## GOAL
Copy every line of the listing exactly.

## DATA SUPPLIED
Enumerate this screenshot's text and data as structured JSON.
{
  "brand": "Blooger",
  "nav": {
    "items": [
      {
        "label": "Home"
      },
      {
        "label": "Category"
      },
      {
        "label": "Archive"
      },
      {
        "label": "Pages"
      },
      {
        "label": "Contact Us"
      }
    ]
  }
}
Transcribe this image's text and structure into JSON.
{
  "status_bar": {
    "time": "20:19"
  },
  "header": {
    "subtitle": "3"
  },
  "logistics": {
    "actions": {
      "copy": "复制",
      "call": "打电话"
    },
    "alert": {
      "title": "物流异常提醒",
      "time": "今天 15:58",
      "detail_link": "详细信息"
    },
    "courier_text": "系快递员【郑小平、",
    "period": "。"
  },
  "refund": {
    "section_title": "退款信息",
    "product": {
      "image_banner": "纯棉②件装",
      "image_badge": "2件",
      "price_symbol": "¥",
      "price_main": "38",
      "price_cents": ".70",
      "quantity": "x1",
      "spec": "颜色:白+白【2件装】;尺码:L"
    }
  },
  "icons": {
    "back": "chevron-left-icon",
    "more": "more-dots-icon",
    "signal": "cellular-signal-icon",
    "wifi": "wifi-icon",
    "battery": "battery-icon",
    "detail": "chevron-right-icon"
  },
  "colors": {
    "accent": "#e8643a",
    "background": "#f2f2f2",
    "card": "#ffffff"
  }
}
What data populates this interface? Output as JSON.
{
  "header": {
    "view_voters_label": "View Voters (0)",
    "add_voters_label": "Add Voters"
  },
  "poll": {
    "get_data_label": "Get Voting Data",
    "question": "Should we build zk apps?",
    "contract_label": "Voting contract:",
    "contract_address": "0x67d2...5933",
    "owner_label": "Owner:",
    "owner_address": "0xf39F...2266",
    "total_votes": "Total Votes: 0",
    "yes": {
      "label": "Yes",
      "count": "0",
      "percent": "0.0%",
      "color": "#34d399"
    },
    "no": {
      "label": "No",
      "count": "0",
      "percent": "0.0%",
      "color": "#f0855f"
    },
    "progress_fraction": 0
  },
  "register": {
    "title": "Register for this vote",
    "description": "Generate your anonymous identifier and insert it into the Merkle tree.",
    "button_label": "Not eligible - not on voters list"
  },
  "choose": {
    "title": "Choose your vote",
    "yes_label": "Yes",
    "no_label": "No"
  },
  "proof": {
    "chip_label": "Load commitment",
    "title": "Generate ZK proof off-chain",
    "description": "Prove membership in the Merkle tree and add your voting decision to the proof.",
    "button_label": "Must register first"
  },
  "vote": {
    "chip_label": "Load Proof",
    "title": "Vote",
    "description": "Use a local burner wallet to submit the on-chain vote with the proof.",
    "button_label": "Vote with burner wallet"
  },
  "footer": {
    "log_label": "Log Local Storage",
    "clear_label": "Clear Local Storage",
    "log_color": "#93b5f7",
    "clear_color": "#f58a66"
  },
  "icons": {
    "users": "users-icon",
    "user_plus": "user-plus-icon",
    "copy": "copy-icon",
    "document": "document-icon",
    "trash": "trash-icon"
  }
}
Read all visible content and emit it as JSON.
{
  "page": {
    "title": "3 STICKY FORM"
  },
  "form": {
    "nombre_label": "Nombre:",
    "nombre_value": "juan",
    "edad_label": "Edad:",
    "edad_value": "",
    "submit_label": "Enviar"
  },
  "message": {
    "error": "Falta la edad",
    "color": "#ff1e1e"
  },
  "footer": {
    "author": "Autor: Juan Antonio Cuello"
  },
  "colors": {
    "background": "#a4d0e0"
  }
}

## SOLUTION TO THE PROBLEM
Enumerate this screenshot's text and data as structured JSON.
{
  "brand": "Blooger",
  "nav": {
    "items": [
      {
        "label": "Home"
      },
      {
        "label": "Category"
      },
      {
        "label": "Archive"
      },
      {
        "label": "Pages"
      },
      {
        "label": "Contact Us"
      }
    ]
  }
}
Transcribe this image's text and structure into JSON.
{
  "status_bar": {
    "time": "20:19"
  },
  "header": {
    "subtitle": "3"
  },
  "logistics": {
    "actions": {
      "copy": "复制",
      "call": "打电话"
    },
    "alert": {
      "title": "物流异常提醒",
      "time": "今天 15:58",
      "detail_link": "详细信息"
    },
    "courier_text": "系快递员【郑小平、",
    "period": "。"
  },
  "refund": {
    "section_title": "退款信息",
    "product": {
      "image_banner": "纯棉②件装",
      "image_badge": "2件",
      "price_symbol": "¥",
      "price_main": "38",
      "price_cents": ".70",
      "quantity": "x1",
      "spec": "颜色:白+白【2件装】;尺码:L"
    }
  },
  "icons": {
    "back": "chevron-left-icon",
    "more": "more-dots-icon",
    "signal": "cellular-signal-icon",
    "wifi": "wifi-icon",
    "battery": "battery-icon",
    "detail": "chevron-right-icon"
  },
  "colors": {
    "accent": "#e8643a",
    "background": "#f2f2f2",
    "card": "#ffffff"
  }
}
What data populates this interface? Output as JSON.
{
  "header": {
    "view_voters_label": "View Voters (0)",
    "add_voters_label": "Add Voters"
  },
  "poll": {
    "get_data_label": "Get Voting Data",
    "question": "Should we build zk apps?",
    "contract_label": "Voting contract:",
    "contract_address": "0x67d2...5933",
    "owner_label": "Owner:",
    "owner_address": "0xf39F...2266",
    "total_votes": "Total Votes: 0",
    "yes": {
      "label": "Yes",
      "count": "0",
      "percent": "0.0%",
      "color": "#34d399"
    },
    "no": {
      "label": "No",
      "count": "0",
      "percent": "0.0%",
      "color": "#f0855f"
    },
    "progress_fraction": 0
  },
  "register": {
    "title": "Register for this vote",
    "description": "Generate your anonymous identifier and insert it into the Merkle tree.",
    "button_label": "Not eligible - not on voters list"
  },
  "choose": {
    "title": "Choose your vote",
    "yes_label": "Yes",
    "no_label": "No"
  },
  "proof": {
    "chip_label": "Load commitment",
    "title": "Generate ZK proof off-chain",
    "description": "Prove membership in the Merkle tree and add your voting decision to the proof.",
    "button_label": "Must register first"
  },
  "vote": {
    "chip_label": "Load Proof",
    "title": "Vote",
    "description": "Use a local burner wallet to submit the on-chain vote with the proof.",
    "button_label": "Vote with burner wallet"
  },
  "footer": {
    "log_label": "Log Local Storage",
    "clear_label": "Clear Local Storage",
    "log_color": "#93b5f7",
    "clear_color": "#f58a66"
  },
  "icons": {
    "users": "users-icon",
    "user_plus": "user-plus-icon",
    "copy": "copy-icon",
    "document": "document-icon",
    "trash": "trash-icon"
  }
}
Read all visible content and emit it as JSON.
{
  "page": {
    "title": "3 STICKY FORM"
  },
  "form": {
    "nombre_label": "Nombre:",
    "nombre_value": "juan",
    "edad_label": "Edad:",
    "edad_value": "",
    "submit_label": "Enviar"
  },
  "message": {
    "error": "Falta la edad",
    "color": "#ff1e1e"
  },
  "footer": {
    "author": "Autor: Juan Antonio Cuello"
  },
  "colors": {
    "background": "#a4d0e0"
  }
}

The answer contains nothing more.